## Data supplied
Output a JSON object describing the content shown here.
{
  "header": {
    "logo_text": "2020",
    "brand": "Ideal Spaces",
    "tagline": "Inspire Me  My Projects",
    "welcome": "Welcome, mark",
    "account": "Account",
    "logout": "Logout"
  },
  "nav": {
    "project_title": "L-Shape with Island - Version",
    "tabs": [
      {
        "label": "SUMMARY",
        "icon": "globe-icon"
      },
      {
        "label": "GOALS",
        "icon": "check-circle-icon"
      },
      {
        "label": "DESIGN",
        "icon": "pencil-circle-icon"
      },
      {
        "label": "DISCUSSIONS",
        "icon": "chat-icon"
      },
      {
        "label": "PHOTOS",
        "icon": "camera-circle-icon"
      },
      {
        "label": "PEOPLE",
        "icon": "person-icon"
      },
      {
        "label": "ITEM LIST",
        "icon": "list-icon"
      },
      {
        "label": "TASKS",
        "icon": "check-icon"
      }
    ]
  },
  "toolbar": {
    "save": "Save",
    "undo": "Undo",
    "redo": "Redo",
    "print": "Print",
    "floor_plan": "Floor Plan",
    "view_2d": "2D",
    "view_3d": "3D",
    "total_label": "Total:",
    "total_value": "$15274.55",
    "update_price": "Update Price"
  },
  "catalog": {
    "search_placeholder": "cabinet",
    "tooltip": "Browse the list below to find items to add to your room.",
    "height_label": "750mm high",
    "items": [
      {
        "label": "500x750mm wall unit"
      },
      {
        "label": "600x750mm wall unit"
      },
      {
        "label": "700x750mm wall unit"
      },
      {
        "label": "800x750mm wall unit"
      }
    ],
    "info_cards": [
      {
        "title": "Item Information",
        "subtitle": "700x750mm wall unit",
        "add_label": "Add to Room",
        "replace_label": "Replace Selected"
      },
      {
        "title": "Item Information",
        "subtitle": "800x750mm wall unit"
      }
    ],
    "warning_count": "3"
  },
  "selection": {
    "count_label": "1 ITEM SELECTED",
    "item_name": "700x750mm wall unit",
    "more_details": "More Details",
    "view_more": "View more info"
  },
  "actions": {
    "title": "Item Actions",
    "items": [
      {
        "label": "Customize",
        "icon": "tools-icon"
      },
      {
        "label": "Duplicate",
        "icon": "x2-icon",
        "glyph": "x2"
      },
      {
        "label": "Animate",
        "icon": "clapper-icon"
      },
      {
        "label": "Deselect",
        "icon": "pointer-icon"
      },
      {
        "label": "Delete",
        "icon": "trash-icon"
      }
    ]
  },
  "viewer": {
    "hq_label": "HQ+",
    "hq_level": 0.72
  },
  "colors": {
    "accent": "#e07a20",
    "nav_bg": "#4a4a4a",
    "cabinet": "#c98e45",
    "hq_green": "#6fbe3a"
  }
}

## Description of the task
Repeat every record, keeping each word and mark exactly as it is.

## Solution to the problem
Output a JSON object describing the content shown here.
{
  "header": {
    "logo_text": "2020",
    "brand": "Ideal Spaces",
    "tagline": "Inspire Me  My Projects",
    "welcome": "Welcome, mark",
    "account": "Account",
    "logout": "Logout"
  },
  "nav": {
    "project_title": "L-Shape with Island - Version",
    "tabs": [
      {
        "label": "SUMMARY",
        "icon": "globe-icon"
      },
      {
        "label": "GOALS",
        "icon": "check-circle-icon"
      },
      {
        "label": "DESIGN",
        "icon": "pencil-circle-icon"
      },
      {
        "label": "DISCUSSIONS",
        "icon": "chat-icon"
      },
      {
        "label": "PHOTOS",
        "icon": "camera-circle-icon"
      },
      {
        "label": "PEOPLE",
        "icon": "person-icon"
      },
      {
        "label": "ITEM LIST",
        "icon": "list-icon"
      },
      {
        "label": "TASKS",
        "icon": "check-icon"
      }
    ]
  },
  "toolbar": {
    "save": "Save",
    "undo": "Undo",
    "redo": "Redo",
    "print": "Print",
    "floor_plan": "Floor Plan",
    "view_2d": "2D",
    "view_3d": "3D",
    "total_label": "Total:",
    "total_value": "$15274.55",
    "update_price": "Update Price"
  },
  "catalog": {
    "search_placeholder": "cabinet",
    "tooltip": "Browse the list below to find items to add to your room.",
    "height_label": "750mm high",
    "items": [
      {
        "label": "500x750mm wall unit"
      },
      {
        "label": "600x750mm wall unit"
      },
      {
        "label": "700x750mm wall unit"
      },
      {
        "label": "800x750mm wall unit"
      }
    ],
    "info_cards": [
      {
        "title": "Item Information",
        "subtitle": "700x750mm wall unit",
        "add_label": "Add to Room",
        "replace_label": "Replace Selected"
      },
      {
        "title": "Item Information",
        "subtitle": "800x750mm wall unit"
      }
    ],
    "warning_count": "3"
  },
  "selection": {
    "count_label": "1 ITEM SELECTED",
    "item_name": "700x750mm wall unit",
    "more_details": "More Details",
    "view_more": "View more info"
  },
  "actions": {
    "title": "Item Actions",
    "items": [
      {
        "label": "Customize",
        "icon": "tools-icon"
      },
      {
        "label": "Duplicate",
        "icon": "x2-icon",
        "glyph": "x2"
      },
      {
        "label": "Animate",
        "icon": "clapper-icon"
      },
      {
        "label": "Deselect",
        "icon": "pointer-icon"
      },
      {
        "label": "Delete",
        "icon": "trash-icon"
      }
    ]
  },
  "viewer": {
    "hq_label": "HQ+",
    "hq_level": 0.72
  },
  "colors": {
    "accent": "#e07a20",
    "nav_bg": "#4a4a4a",
    "cabinet": "#c98e45",
    "hq_green": "#6fbe3a"
  }
}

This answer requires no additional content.